THE REQUEST: Copy the data from its first line through the line containing "Find all labels, buttons, inputs, and", with both ends included, and leave the pictures out of your copy.

---------- INPUT

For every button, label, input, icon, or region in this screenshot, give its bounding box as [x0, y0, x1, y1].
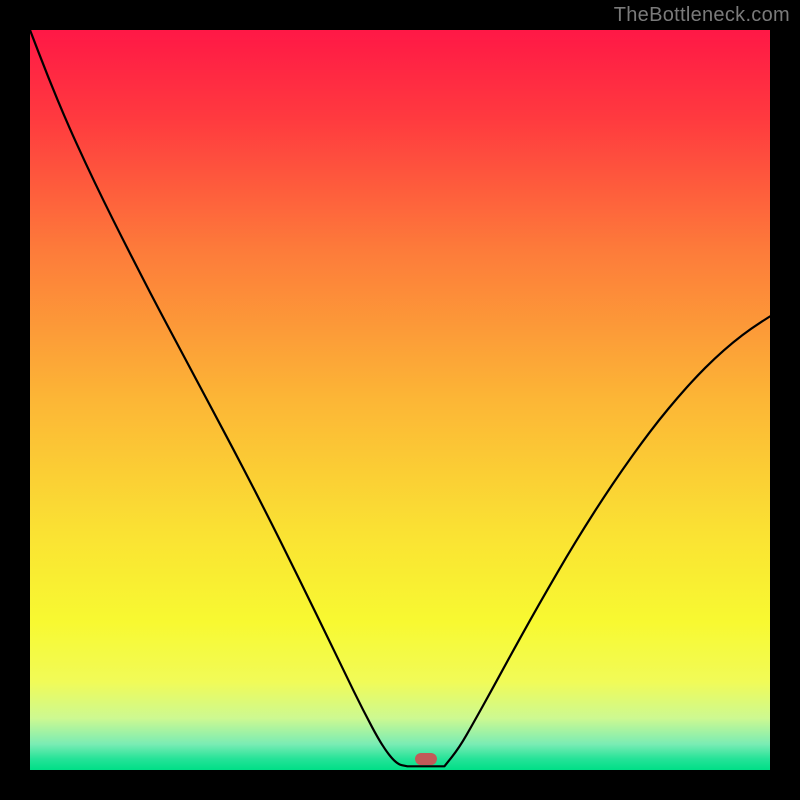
chart-svg [30, 30, 770, 770]
gradient-background [30, 30, 770, 770]
chart-stage: TheBottleneck.com [0, 0, 800, 800]
plot-area [30, 30, 770, 770]
optimum-marker [415, 753, 437, 765]
watermark-text: TheBottleneck.com [614, 4, 790, 27]
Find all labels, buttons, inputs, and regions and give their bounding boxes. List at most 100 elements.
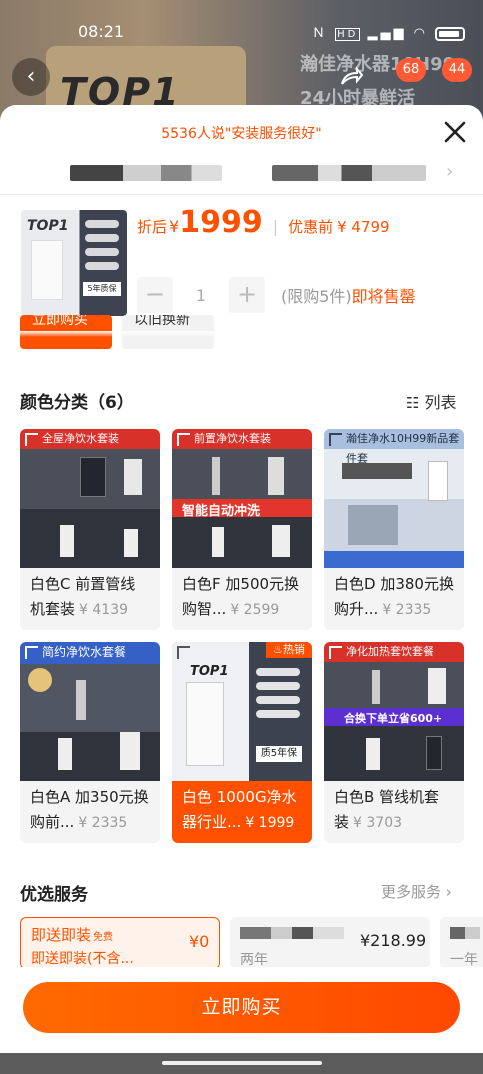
warranty-badge: 质5年保 bbox=[256, 746, 302, 762]
feature-pill bbox=[85, 262, 119, 270]
wifi-icon: ◠ bbox=[413, 26, 429, 41]
services-title: 优选服务 bbox=[20, 885, 88, 905]
status-bar: 08:21 Ｎ HD ▂▄▆ ◠ bbox=[0, 0, 483, 44]
product-image bbox=[124, 459, 142, 495]
feature-pill bbox=[85, 248, 119, 256]
quantity-value[interactable]: 1 bbox=[173, 286, 229, 305]
limit-text: (限购5件) bbox=[281, 287, 352, 306]
blurred-service-title bbox=[240, 927, 344, 939]
list-icon: ☷ bbox=[406, 394, 420, 412]
feature-pill bbox=[256, 682, 300, 690]
nfc-icon: Ｎ bbox=[312, 26, 329, 41]
cart-count-badge[interactable]: 68 bbox=[396, 58, 426, 82]
variant-label: TOP1 bbox=[190, 664, 229, 679]
discounted-price: 1999 bbox=[179, 205, 263, 240]
back-button[interactable]: ‹ bbox=[12, 58, 50, 96]
system-nav-bar bbox=[0, 1053, 483, 1074]
chevron-right-icon: › bbox=[445, 883, 452, 901]
hot-sale-label: 热销 bbox=[282, 643, 305, 656]
product-image bbox=[428, 461, 448, 501]
zoom-icon[interactable] bbox=[25, 646, 38, 659]
more-services-label: 更多服务 bbox=[381, 883, 442, 901]
product-image bbox=[426, 736, 442, 770]
product-image bbox=[120, 732, 140, 770]
variant-text: 白色C 前置管线机套装 ¥ 4139 bbox=[20, 568, 160, 630]
variant-text: 白色F 加500元换购智... ¥ 2599 bbox=[172, 568, 312, 630]
close-icon[interactable] bbox=[440, 117, 470, 147]
thumbnail-badge: 5年质保 bbox=[83, 282, 121, 296]
list-label: 列表 bbox=[424, 393, 457, 412]
variant-image: 简约净饮水套餐 bbox=[20, 642, 160, 781]
status-icons: Ｎ HD ▂▄▆ ◠ bbox=[312, 22, 466, 41]
sold-out-soon-text: 即将售罄 bbox=[351, 287, 416, 306]
product-image bbox=[272, 525, 290, 557]
message-count-badge[interactable]: 44 bbox=[442, 58, 472, 82]
service-option[interactable]: 两年 ¥218.99 bbox=[230, 917, 430, 969]
price-row: 折后 ¥ 1999 | 优惠前 ¥ 4799 bbox=[137, 205, 390, 245]
zoom-icon[interactable] bbox=[329, 646, 342, 659]
variant-card-selected[interactable]: ♨热销 TOP1 质5年保 白色 1000G净水器行业... ¥ 1999 bbox=[172, 642, 312, 843]
currency-symbol: ¥ bbox=[169, 217, 180, 236]
increase-quantity-button[interactable]: + bbox=[229, 277, 265, 313]
variant-card[interactable]: 净化加热套饮套餐 合换下单立省600+ 白色B 管线机套装 ¥ 3703 bbox=[324, 642, 464, 843]
feature-pill bbox=[256, 696, 300, 704]
background-title-line1: 瀚佳净水器10H99 bbox=[300, 54, 456, 75]
variant-price: ¥ 1999 bbox=[245, 815, 295, 831]
list-view-toggle[interactable]: ☷ 列表 bbox=[406, 389, 457, 413]
hot-sale-badge: ♨热销 bbox=[266, 642, 312, 658]
buy-now-peek-label: 立即购买 bbox=[32, 315, 88, 328]
home-indicator[interactable] bbox=[162, 1061, 322, 1065]
variant-ribbon: 简约净饮水套餐 bbox=[42, 645, 127, 659]
zoom-icon[interactable] bbox=[177, 433, 190, 446]
variant-ribbon: 瀚佳净水10H99新品套件套 bbox=[346, 432, 460, 465]
variant-image: 全屋净饮水套装 bbox=[20, 429, 160, 568]
service-option[interactable]: 一年 bbox=[440, 917, 483, 969]
decrease-quantity-button[interactable]: − bbox=[137, 277, 173, 313]
zoom-icon[interactable] bbox=[25, 433, 38, 446]
trade-in-peek-label: 以旧换新 bbox=[134, 315, 190, 328]
status-time: 08:21 bbox=[78, 22, 125, 41]
variant-image: 净化加热套饮套餐 合换下单立省600+ bbox=[324, 642, 464, 781]
share-icon[interactable] bbox=[336, 64, 366, 94]
variant-text: 白色A 加350元换购前... ¥ 2335 bbox=[20, 781, 160, 843]
product-image bbox=[428, 668, 446, 704]
product-image bbox=[60, 525, 74, 557]
more-services-link[interactable]: 更多服务 › bbox=[381, 881, 452, 902]
variant-banner: 智能自动冲洗 bbox=[182, 504, 261, 519]
variant-price: ¥ 4139 bbox=[79, 602, 129, 618]
variant-card[interactable]: 全屋净饮水套装 白色C 前置管线机套装 ¥ 4139 bbox=[20, 429, 160, 630]
variant-grid: 全屋净饮水套装 白色C 前置管线机套装 ¥ 4139 前置净饮水套装 智能自动冲洗 bbox=[20, 429, 464, 843]
buy-now-button[interactable]: 立即购买 bbox=[23, 982, 460, 1033]
blurred-review bbox=[70, 165, 222, 181]
service-option-selected[interactable]: 即送即装 免费 即送即装(不含... ¥0 bbox=[20, 917, 220, 969]
variant-text: 白色B 管线机套装 ¥ 3703 bbox=[324, 781, 464, 843]
product-image bbox=[80, 457, 106, 497]
variant-card[interactable]: 前置净饮水套装 智能自动冲洗 白色F 加500元换购智... ¥ 2599 bbox=[172, 429, 312, 630]
after-discount-label: 折后 bbox=[137, 218, 168, 236]
product-thumbnail[interactable]: TOP1 5年质保 bbox=[21, 210, 127, 316]
sku-sheet: 5536人说"安装服务很好" › TOP1 5年质保 折后 ¥ 1999 | 优… bbox=[0, 105, 483, 1074]
original-price: ¥ 4799 bbox=[337, 218, 390, 236]
quantity-stepper: − 1 + (限购5件)即将售罄 bbox=[137, 277, 416, 313]
variant-ribbon: 全屋净饮水套装 bbox=[42, 432, 119, 445]
service-desc: 即送即装(不含... bbox=[31, 951, 134, 967]
feature-pill bbox=[85, 220, 119, 228]
product-image bbox=[372, 670, 380, 704]
zoom-icon[interactable] bbox=[177, 646, 190, 659]
variant-ribbon: 净化加热套饮套餐 bbox=[346, 645, 434, 658]
variant-card[interactable]: 瀚佳净水10H99新品套件套 白色D 加380元换购升... ¥ 2335 bbox=[324, 429, 464, 630]
product-image bbox=[212, 457, 220, 495]
zoom-icon[interactable] bbox=[329, 433, 342, 446]
variant-banner: 合换下单立省600+ bbox=[344, 712, 443, 725]
variant-text: 白色 1000G净水器行业... ¥ 1999 bbox=[172, 781, 312, 843]
thumbnail-label: TOP1 bbox=[27, 218, 69, 234]
chevron-right-icon[interactable]: › bbox=[446, 161, 453, 182]
hd-icon: HD bbox=[335, 28, 361, 41]
variant-price: ¥ 2599 bbox=[230, 602, 280, 618]
variant-price: ¥ 2335 bbox=[78, 815, 128, 831]
variant-card[interactable]: 简约净饮水套餐 白色A 加350元换购前... ¥ 2335 bbox=[20, 642, 160, 843]
feature-pill bbox=[85, 234, 119, 242]
color-category-title: 颜色分类（6） bbox=[20, 393, 134, 413]
signal-icon: ▂▄▆ bbox=[367, 26, 407, 41]
blurred-service-title bbox=[450, 927, 480, 939]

--------------------

THE RESPONSE:
For every button, label, input, icon, or region in this screenshot, give its bounding box as [x0, y0, x1, y1].
chart-svg [30, 30, 770, 770]
gradient-background [30, 30, 770, 770]
chart-stage: TheBottleneck.com [0, 0, 800, 800]
plot-area [30, 30, 770, 770]
optimum-marker [415, 753, 437, 765]
watermark-text: TheBottleneck.com [614, 4, 790, 27]
Find all labels, buttons, inputs, and regions and give their bounding boxes. List at most 100 elements.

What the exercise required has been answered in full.